Stored records
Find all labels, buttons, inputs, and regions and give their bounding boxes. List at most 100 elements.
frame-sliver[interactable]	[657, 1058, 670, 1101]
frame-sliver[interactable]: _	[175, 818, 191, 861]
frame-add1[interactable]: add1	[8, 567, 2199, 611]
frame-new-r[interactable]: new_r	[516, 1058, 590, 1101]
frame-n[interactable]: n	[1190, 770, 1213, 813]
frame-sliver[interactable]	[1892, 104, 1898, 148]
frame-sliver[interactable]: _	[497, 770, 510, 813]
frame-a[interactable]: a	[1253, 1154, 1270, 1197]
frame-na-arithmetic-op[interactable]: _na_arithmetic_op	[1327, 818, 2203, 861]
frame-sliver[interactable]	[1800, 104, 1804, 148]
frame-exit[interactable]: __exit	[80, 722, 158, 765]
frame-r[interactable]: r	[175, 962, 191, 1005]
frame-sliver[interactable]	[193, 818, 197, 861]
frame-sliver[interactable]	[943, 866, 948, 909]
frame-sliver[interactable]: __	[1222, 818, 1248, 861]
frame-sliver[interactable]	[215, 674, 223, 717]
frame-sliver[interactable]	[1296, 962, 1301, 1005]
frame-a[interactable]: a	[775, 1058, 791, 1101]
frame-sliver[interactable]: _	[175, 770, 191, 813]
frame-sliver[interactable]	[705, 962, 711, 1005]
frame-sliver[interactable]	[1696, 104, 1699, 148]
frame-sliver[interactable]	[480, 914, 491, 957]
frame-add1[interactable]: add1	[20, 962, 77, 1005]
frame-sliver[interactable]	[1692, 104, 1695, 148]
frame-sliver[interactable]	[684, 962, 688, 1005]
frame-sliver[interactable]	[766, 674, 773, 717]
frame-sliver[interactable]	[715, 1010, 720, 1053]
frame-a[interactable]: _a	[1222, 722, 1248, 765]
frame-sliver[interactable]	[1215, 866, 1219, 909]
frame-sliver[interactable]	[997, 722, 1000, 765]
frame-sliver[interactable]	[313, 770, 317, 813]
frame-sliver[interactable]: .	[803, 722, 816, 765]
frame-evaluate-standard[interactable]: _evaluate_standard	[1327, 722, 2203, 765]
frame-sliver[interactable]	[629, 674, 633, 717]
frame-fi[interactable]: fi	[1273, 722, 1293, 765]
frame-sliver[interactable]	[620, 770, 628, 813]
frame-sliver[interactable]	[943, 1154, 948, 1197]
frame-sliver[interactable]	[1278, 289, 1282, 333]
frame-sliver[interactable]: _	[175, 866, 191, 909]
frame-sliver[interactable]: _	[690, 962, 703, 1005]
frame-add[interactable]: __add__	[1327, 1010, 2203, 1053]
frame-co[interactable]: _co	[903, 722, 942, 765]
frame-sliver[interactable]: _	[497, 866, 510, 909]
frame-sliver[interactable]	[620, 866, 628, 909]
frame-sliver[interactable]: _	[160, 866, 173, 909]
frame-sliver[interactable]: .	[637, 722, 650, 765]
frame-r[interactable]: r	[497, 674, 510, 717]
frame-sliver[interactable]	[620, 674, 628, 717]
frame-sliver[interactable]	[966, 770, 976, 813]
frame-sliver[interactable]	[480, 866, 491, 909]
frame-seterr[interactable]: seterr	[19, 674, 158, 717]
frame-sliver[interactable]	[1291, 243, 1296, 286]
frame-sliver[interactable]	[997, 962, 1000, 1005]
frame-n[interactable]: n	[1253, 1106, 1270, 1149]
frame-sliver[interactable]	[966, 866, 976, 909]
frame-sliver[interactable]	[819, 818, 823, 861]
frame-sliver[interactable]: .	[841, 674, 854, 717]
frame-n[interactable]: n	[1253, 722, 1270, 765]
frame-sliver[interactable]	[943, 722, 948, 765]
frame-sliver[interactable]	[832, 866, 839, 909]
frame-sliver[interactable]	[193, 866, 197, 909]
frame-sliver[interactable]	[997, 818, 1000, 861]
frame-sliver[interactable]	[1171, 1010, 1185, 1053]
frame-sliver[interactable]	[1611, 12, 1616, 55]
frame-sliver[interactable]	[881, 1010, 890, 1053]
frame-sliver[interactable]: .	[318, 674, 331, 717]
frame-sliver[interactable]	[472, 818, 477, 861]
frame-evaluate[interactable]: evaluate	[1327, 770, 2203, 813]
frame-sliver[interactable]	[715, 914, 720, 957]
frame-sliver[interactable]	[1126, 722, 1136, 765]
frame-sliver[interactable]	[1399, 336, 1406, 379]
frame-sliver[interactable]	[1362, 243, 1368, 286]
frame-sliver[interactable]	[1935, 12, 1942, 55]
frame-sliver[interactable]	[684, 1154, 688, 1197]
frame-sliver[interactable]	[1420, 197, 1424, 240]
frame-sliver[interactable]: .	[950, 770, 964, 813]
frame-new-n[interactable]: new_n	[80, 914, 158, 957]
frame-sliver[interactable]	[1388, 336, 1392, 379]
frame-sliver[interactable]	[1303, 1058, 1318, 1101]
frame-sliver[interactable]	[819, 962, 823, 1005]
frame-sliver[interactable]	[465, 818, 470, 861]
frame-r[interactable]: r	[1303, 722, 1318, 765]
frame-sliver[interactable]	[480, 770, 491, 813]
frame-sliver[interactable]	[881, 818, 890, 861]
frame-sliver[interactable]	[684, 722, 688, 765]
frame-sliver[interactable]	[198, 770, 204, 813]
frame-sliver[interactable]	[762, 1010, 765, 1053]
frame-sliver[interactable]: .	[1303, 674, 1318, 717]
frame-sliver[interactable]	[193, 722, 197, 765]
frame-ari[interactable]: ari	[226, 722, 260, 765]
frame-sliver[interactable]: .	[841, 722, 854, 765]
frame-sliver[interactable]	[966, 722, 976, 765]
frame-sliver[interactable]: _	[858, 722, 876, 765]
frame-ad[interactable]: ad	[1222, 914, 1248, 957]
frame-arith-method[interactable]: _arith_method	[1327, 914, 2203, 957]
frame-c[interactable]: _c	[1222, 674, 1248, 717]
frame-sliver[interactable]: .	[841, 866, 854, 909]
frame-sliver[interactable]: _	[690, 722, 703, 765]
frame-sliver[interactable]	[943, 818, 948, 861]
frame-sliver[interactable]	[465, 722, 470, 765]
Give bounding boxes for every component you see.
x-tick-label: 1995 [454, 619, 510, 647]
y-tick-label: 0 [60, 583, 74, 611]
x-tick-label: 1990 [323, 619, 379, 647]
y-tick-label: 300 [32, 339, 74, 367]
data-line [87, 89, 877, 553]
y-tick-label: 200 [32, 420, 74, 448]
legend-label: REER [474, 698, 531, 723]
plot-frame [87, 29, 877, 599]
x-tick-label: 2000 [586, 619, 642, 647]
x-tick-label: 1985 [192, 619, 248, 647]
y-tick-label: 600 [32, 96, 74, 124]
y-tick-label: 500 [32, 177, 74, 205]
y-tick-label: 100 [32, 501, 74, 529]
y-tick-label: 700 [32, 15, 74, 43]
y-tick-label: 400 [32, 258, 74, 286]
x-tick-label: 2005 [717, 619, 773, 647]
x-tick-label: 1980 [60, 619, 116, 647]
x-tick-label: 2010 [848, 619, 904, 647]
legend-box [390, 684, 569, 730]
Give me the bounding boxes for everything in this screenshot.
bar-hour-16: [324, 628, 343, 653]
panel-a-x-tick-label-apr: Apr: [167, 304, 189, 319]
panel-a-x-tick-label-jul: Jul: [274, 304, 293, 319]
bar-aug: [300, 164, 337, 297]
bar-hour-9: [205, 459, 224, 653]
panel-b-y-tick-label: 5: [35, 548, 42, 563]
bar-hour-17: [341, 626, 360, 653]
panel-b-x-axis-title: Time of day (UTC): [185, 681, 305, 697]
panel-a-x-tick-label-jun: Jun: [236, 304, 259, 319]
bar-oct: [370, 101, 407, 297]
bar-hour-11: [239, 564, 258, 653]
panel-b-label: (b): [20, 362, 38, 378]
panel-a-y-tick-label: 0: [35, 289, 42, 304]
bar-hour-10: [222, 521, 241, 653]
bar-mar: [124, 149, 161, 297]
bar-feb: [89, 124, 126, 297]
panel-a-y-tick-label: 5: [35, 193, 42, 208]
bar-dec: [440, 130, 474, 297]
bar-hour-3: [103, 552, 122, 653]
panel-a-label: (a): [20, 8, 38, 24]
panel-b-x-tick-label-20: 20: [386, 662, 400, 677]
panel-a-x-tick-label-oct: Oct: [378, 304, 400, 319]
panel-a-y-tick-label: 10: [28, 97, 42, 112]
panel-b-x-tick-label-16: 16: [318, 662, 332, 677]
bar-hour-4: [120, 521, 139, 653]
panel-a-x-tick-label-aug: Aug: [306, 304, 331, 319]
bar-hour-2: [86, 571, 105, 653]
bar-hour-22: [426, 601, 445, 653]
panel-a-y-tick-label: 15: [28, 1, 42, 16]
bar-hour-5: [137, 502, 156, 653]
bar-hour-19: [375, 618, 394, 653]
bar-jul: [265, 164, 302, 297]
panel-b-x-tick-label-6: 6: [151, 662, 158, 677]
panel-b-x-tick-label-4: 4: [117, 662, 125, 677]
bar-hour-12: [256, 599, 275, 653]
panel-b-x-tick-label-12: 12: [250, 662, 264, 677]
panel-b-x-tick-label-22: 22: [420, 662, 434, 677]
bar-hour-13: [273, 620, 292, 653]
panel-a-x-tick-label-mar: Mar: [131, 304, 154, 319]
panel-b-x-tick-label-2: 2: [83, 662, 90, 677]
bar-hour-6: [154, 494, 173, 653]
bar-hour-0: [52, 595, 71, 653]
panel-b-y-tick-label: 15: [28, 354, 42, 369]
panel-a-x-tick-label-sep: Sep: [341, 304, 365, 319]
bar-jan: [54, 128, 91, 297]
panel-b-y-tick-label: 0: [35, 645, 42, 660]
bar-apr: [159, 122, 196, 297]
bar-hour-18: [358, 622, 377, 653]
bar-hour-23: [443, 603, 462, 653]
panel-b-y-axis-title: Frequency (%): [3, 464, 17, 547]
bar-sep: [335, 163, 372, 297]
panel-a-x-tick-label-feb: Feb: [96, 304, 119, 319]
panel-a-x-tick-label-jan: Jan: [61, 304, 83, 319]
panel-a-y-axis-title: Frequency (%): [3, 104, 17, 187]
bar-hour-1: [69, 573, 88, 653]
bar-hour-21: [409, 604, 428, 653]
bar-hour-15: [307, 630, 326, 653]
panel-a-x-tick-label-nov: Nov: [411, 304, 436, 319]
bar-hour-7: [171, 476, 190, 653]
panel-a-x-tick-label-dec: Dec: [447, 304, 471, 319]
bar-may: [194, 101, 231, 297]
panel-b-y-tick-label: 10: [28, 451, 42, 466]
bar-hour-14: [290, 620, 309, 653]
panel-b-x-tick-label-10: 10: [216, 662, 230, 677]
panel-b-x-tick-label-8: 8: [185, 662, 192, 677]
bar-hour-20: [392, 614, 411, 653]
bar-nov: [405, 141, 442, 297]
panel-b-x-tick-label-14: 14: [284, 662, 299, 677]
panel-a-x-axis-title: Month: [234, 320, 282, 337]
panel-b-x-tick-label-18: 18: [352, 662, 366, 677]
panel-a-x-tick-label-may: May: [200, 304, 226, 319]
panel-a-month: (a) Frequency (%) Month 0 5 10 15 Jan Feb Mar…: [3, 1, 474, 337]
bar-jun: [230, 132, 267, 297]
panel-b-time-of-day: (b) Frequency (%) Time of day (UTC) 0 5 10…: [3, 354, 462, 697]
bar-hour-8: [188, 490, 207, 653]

Exercise task - Revise the stretch from the start of the material through the line containing "1010, 2203, 1053]" by changing "sliver" to "strip" everywhere and keeping all else the same.

Response -
Find all labels, buttons, inputs, and regions and give their bounding boxes. List at most 100 elements.
frame-strip[interactable]	[657, 1058, 670, 1101]
frame-strip[interactable]: _	[175, 818, 191, 861]
frame-add1[interactable]: add1	[8, 567, 2199, 611]
frame-new-r[interactable]: new_r	[516, 1058, 590, 1101]
frame-n[interactable]: n	[1190, 770, 1213, 813]
frame-strip[interactable]	[1892, 104, 1898, 148]
frame-strip[interactable]: _	[497, 770, 510, 813]
frame-a[interactable]: a	[1253, 1154, 1270, 1197]
frame-na-arithmetic-op[interactable]: _na_arithmetic_op	[1327, 818, 2203, 861]
frame-strip[interactable]	[1800, 104, 1804, 148]
frame-exit[interactable]: __exit	[80, 722, 158, 765]
frame-r[interactable]: r	[175, 962, 191, 1005]
frame-strip[interactable]	[193, 818, 197, 861]
frame-strip[interactable]	[943, 866, 948, 909]
frame-strip[interactable]: __	[1222, 818, 1248, 861]
frame-strip[interactable]	[215, 674, 223, 717]
frame-strip[interactable]	[1296, 962, 1301, 1005]
frame-a[interactable]: a	[775, 1058, 791, 1101]
frame-strip[interactable]: _	[175, 770, 191, 813]
frame-strip[interactable]	[705, 962, 711, 1005]
frame-strip[interactable]	[1696, 104, 1699, 148]
frame-strip[interactable]	[480, 914, 491, 957]
frame-add1[interactable]: add1	[20, 962, 77, 1005]
frame-strip[interactable]	[1692, 104, 1695, 148]
frame-strip[interactable]	[684, 962, 688, 1005]
frame-strip[interactable]	[766, 674, 773, 717]
frame-strip[interactable]	[715, 1010, 720, 1053]
frame-a[interactable]: _a	[1222, 722, 1248, 765]
frame-strip[interactable]	[1215, 866, 1219, 909]
frame-strip[interactable]	[997, 722, 1000, 765]
frame-strip[interactable]	[313, 770, 317, 813]
frame-strip[interactable]: .	[803, 722, 816, 765]
frame-evaluate-standard[interactable]: _evaluate_standard	[1327, 722, 2203, 765]
frame-strip[interactable]	[629, 674, 633, 717]
frame-fi[interactable]: fi	[1273, 722, 1293, 765]
frame-strip[interactable]	[620, 770, 628, 813]
frame-strip[interactable]	[943, 1154, 948, 1197]
frame-strip[interactable]	[1278, 289, 1282, 333]
frame-strip[interactable]: _	[175, 866, 191, 909]
frame-strip[interactable]: _	[690, 962, 703, 1005]
frame-add[interactable]: __add__	[1327, 1010, 2203, 1053]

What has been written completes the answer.